[DATASET ROWS]
▬▬▬

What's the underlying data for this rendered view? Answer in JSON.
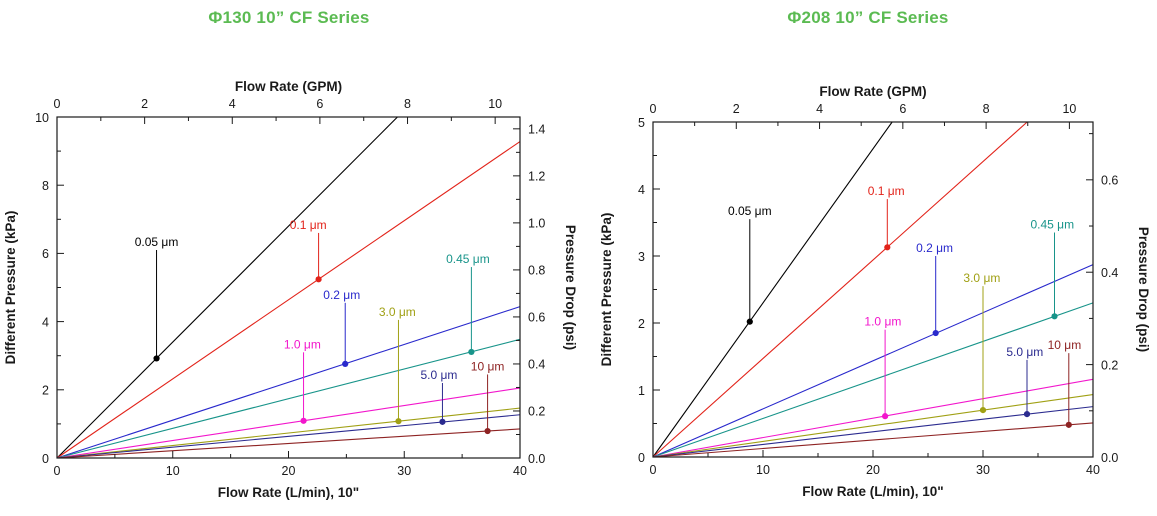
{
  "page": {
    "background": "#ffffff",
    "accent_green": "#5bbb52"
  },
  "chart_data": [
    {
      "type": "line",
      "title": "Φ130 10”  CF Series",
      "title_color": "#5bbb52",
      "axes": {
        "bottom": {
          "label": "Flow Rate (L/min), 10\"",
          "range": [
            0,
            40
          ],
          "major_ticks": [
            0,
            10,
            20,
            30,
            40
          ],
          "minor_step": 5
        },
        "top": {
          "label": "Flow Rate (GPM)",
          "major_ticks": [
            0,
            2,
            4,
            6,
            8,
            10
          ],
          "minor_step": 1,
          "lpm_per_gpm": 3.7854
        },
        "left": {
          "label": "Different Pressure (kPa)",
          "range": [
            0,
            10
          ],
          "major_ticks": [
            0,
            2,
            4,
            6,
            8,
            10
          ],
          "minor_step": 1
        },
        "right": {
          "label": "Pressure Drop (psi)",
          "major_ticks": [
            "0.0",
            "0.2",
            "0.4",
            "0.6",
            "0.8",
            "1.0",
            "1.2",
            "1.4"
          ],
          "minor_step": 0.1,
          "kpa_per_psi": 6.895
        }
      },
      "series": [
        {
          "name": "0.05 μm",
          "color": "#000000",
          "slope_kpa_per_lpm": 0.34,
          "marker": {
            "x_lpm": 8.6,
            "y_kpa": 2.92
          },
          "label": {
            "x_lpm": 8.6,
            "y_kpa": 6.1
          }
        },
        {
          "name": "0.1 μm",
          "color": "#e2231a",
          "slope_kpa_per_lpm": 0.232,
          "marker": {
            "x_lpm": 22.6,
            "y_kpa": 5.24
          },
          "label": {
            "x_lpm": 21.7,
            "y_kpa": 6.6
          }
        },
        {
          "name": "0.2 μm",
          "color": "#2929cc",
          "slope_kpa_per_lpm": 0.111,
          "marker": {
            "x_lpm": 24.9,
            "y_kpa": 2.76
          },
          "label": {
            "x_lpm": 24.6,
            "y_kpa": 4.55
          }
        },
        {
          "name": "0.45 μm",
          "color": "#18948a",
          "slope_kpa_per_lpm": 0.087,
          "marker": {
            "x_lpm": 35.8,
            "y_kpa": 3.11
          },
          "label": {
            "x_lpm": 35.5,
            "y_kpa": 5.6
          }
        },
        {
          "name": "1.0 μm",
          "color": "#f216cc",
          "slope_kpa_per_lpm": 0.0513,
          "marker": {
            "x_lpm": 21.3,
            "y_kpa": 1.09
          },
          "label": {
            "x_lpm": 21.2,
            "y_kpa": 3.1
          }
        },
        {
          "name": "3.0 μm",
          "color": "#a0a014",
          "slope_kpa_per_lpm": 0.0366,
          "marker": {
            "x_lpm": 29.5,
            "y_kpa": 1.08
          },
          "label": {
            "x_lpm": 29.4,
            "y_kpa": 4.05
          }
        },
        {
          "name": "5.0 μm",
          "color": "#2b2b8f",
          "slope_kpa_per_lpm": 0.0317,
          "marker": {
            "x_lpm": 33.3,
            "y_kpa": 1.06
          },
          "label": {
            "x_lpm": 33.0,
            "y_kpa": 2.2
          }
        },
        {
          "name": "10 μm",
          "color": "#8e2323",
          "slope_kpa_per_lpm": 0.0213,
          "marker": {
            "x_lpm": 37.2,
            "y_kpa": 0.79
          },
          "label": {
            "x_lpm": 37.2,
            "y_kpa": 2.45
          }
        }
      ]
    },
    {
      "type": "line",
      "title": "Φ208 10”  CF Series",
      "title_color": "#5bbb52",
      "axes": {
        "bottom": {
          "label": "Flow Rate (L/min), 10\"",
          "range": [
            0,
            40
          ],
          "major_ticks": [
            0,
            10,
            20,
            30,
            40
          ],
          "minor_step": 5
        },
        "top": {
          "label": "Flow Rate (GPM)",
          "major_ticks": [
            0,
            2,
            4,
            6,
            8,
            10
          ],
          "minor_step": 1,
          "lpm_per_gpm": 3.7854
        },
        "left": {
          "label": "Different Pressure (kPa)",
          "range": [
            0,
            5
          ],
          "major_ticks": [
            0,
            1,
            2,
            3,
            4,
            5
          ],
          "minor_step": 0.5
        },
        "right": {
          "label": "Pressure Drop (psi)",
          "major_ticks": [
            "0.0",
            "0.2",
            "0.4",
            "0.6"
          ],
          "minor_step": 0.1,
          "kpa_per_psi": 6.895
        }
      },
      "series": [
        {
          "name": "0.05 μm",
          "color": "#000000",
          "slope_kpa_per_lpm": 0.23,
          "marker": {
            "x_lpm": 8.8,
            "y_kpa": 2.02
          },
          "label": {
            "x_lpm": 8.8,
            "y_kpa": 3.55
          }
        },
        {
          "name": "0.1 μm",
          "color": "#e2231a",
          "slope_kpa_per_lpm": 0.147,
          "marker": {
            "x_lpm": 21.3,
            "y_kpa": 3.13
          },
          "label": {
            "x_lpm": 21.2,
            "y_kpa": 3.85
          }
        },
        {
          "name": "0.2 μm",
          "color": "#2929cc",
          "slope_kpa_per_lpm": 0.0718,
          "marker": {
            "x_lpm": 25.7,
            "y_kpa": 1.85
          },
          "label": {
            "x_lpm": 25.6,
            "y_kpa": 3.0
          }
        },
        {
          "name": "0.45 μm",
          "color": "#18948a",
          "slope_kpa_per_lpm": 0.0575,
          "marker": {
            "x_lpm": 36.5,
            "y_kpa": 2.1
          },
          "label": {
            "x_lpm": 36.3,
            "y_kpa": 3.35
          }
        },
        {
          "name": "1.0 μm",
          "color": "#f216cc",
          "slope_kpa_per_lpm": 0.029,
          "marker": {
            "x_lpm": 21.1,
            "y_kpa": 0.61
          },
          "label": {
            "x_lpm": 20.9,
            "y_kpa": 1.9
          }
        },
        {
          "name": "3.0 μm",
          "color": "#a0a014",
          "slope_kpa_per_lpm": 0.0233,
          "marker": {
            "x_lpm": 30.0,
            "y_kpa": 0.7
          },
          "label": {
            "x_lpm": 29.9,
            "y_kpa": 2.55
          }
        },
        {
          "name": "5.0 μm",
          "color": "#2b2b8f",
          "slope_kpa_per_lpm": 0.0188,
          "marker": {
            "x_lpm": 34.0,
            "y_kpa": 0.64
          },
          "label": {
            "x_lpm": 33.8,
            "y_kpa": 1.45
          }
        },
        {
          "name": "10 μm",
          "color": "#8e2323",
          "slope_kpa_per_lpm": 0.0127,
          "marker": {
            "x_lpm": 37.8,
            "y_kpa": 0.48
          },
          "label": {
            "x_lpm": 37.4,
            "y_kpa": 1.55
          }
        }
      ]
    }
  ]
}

▬▬▬

[PROMPT] Print all entries exactly. The images do not belong in the copy.

[TASK SOLUTION]
What's the underlying data for this rendered view? Answer in JSON.
{
  "page": {
    "background": "#ffffff",
    "accent_green": "#5bbb52"
  },
  "chart_data": [
    {
      "type": "line",
      "title": "Φ130 10”  CF Series",
      "title_color": "#5bbb52",
      "axes": {
        "bottom": {
          "label": "Flow Rate (L/min), 10\"",
          "range": [
            0,
            40
          ],
          "major_ticks": [
            0,
            10,
            20,
            30,
            40
          ],
          "minor_step": 5
        },
        "top": {
          "label": "Flow Rate (GPM)",
          "major_ticks": [
            0,
            2,
            4,
            6,
            8,
            10
          ],
          "minor_step": 1,
          "lpm_per_gpm": 3.7854
        },
        "left": {
          "label": "Different Pressure (kPa)",
          "range": [
            0,
            10
          ],
          "major_ticks": [
            0,
            2,
            4,
            6,
            8,
            10
          ],
          "minor_step": 1
        },
        "right": {
          "label": "Pressure Drop (psi)",
          "major_ticks": [
            "0.0",
            "0.2",
            "0.4",
            "0.6",
            "0.8",
            "1.0",
            "1.2",
            "1.4"
          ],
          "minor_step": 0.1,
          "kpa_per_psi": 6.895
        }
      },
      "series": [
        {
          "name": "0.05 μm",
          "color": "#000000",
          "slope_kpa_per_lpm": 0.34,
          "marker": {
            "x_lpm": 8.6,
            "y_kpa": 2.92
          },
          "label": {
            "x_lpm": 8.6,
            "y_kpa": 6.1
          }
        },
        {
          "name": "0.1 μm",
          "color": "#e2231a",
          "slope_kpa_per_lpm": 0.232,
          "marker": {
            "x_lpm": 22.6,
            "y_kpa": 5.24
          },
          "label": {
            "x_lpm": 21.7,
            "y_kpa": 6.6
          }
        },
        {
          "name": "0.2 μm",
          "color": "#2929cc",
          "slope_kpa_per_lpm": 0.111,
          "marker": {
            "x_lpm": 24.9,
            "y_kpa": 2.76
          },
          "label": {
            "x_lpm": 24.6,
            "y_kpa": 4.55
          }
        },
        {
          "name": "0.45 μm",
          "color": "#18948a",
          "slope_kpa_per_lpm": 0.087,
          "marker": {
            "x_lpm": 35.8,
            "y_kpa": 3.11
          },
          "label": {
            "x_lpm": 35.5,
            "y_kpa": 5.6
          }
        },
        {
          "name": "1.0 μm",
          "color": "#f216cc",
          "slope_kpa_per_lpm": 0.0513,
          "marker": {
            "x_lpm": 21.3,
            "y_kpa": 1.09
          },
          "label": {
            "x_lpm": 21.2,
            "y_kpa": 3.1
          }
        },
        {
          "name": "3.0 μm",
          "color": "#a0a014",
          "slope_kpa_per_lpm": 0.0366,
          "marker": {
            "x_lpm": 29.5,
            "y_kpa": 1.08
          },
          "label": {
            "x_lpm": 29.4,
            "y_kpa": 4.05
          }
        },
        {
          "name": "5.0 μm",
          "color": "#2b2b8f",
          "slope_kpa_per_lpm": 0.0317,
          "marker": {
            "x_lpm": 33.3,
            "y_kpa": 1.06
          },
          "label": {
            "x_lpm": 33.0,
            "y_kpa": 2.2
          }
        },
        {
          "name": "10 μm",
          "color": "#8e2323",
          "slope_kpa_per_lpm": 0.0213,
          "marker": {
            "x_lpm": 37.2,
            "y_kpa": 0.79
          },
          "label": {
            "x_lpm": 37.2,
            "y_kpa": 2.45
          }
        }
      ]
    },
    {
      "type": "line",
      "title": "Φ208 10”  CF Series",
      "title_color": "#5bbb52",
      "axes": {
        "bottom": {
          "label": "Flow Rate (L/min), 10\"",
          "range": [
            0,
            40
          ],
          "major_ticks": [
            0,
            10,
            20,
            30,
            40
          ],
          "minor_step": 5
        },
        "top": {
          "label": "Flow Rate (GPM)",
          "major_ticks": [
            0,
            2,
            4,
            6,
            8,
            10
          ],
          "minor_step": 1,
          "lpm_per_gpm": 3.7854
        },
        "left": {
          "label": "Different Pressure (kPa)",
          "range": [
            0,
            5
          ],
          "major_ticks": [
            0,
            1,
            2,
            3,
            4,
            5
          ],
          "minor_step": 0.5
        },
        "right": {
          "label": "Pressure Drop (psi)",
          "major_ticks": [
            "0.0",
            "0.2",
            "0.4",
            "0.6"
          ],
          "minor_step": 0.1,
          "kpa_per_psi": 6.895
        }
      },
      "series": [
        {
          "name": "0.05 μm",
          "color": "#000000",
          "slope_kpa_per_lpm": 0.23,
          "marker": {
            "x_lpm": 8.8,
            "y_kpa": 2.02
          },
          "label": {
            "x_lpm": 8.8,
            "y_kpa": 3.55
          }
        },
        {
          "name": "0.1 μm",
          "color": "#e2231a",
          "slope_kpa_per_lpm": 0.147,
          "marker": {
            "x_lpm": 21.3,
            "y_kpa": 3.13
          },
          "label": {
            "x_lpm": 21.2,
            "y_kpa": 3.85
          }
        },
        {
          "name": "0.2 μm",
          "color": "#2929cc",
          "slope_kpa_per_lpm": 0.0718,
          "marker": {
            "x_lpm": 25.7,
            "y_kpa": 1.85
          },
          "label": {
            "x_lpm": 25.6,
            "y_kpa": 3.0
          }
        },
        {
          "name": "0.45 μm",
          "color": "#18948a",
          "slope_kpa_per_lpm": 0.0575,
          "marker": {
            "x_lpm": 36.5,
            "y_kpa": 2.1
          },
          "label": {
            "x_lpm": 36.3,
            "y_kpa": 3.35
          }
        },
        {
          "name": "1.0 μm",
          "color": "#f216cc",
          "slope_kpa_per_lpm": 0.029,
          "marker": {
            "x_lpm": 21.1,
            "y_kpa": 0.61
          },
          "label": {
            "x_lpm": 20.9,
            "y_kpa": 1.9
          }
        },
        {
          "name": "3.0 μm",
          "color": "#a0a014",
          "slope_kpa_per_lpm": 0.0233,
          "marker": {
            "x_lpm": 30.0,
            "y_kpa": 0.7
          },
          "label": {
            "x_lpm": 29.9,
            "y_kpa": 2.55
          }
        },
        {
          "name": "5.0 μm",
          "color": "#2b2b8f",
          "slope_kpa_per_lpm": 0.0188,
          "marker": {
            "x_lpm": 34.0,
            "y_kpa": 0.64
          },
          "label": {
            "x_lpm": 33.8,
            "y_kpa": 1.45
          }
        },
        {
          "name": "10 μm",
          "color": "#8e2323",
          "slope_kpa_per_lpm": 0.0127,
          "marker": {
            "x_lpm": 37.8,
            "y_kpa": 0.48
          },
          "label": {
            "x_lpm": 37.4,
            "y_kpa": 1.55
          }
        }
      ]
    }
  ]
}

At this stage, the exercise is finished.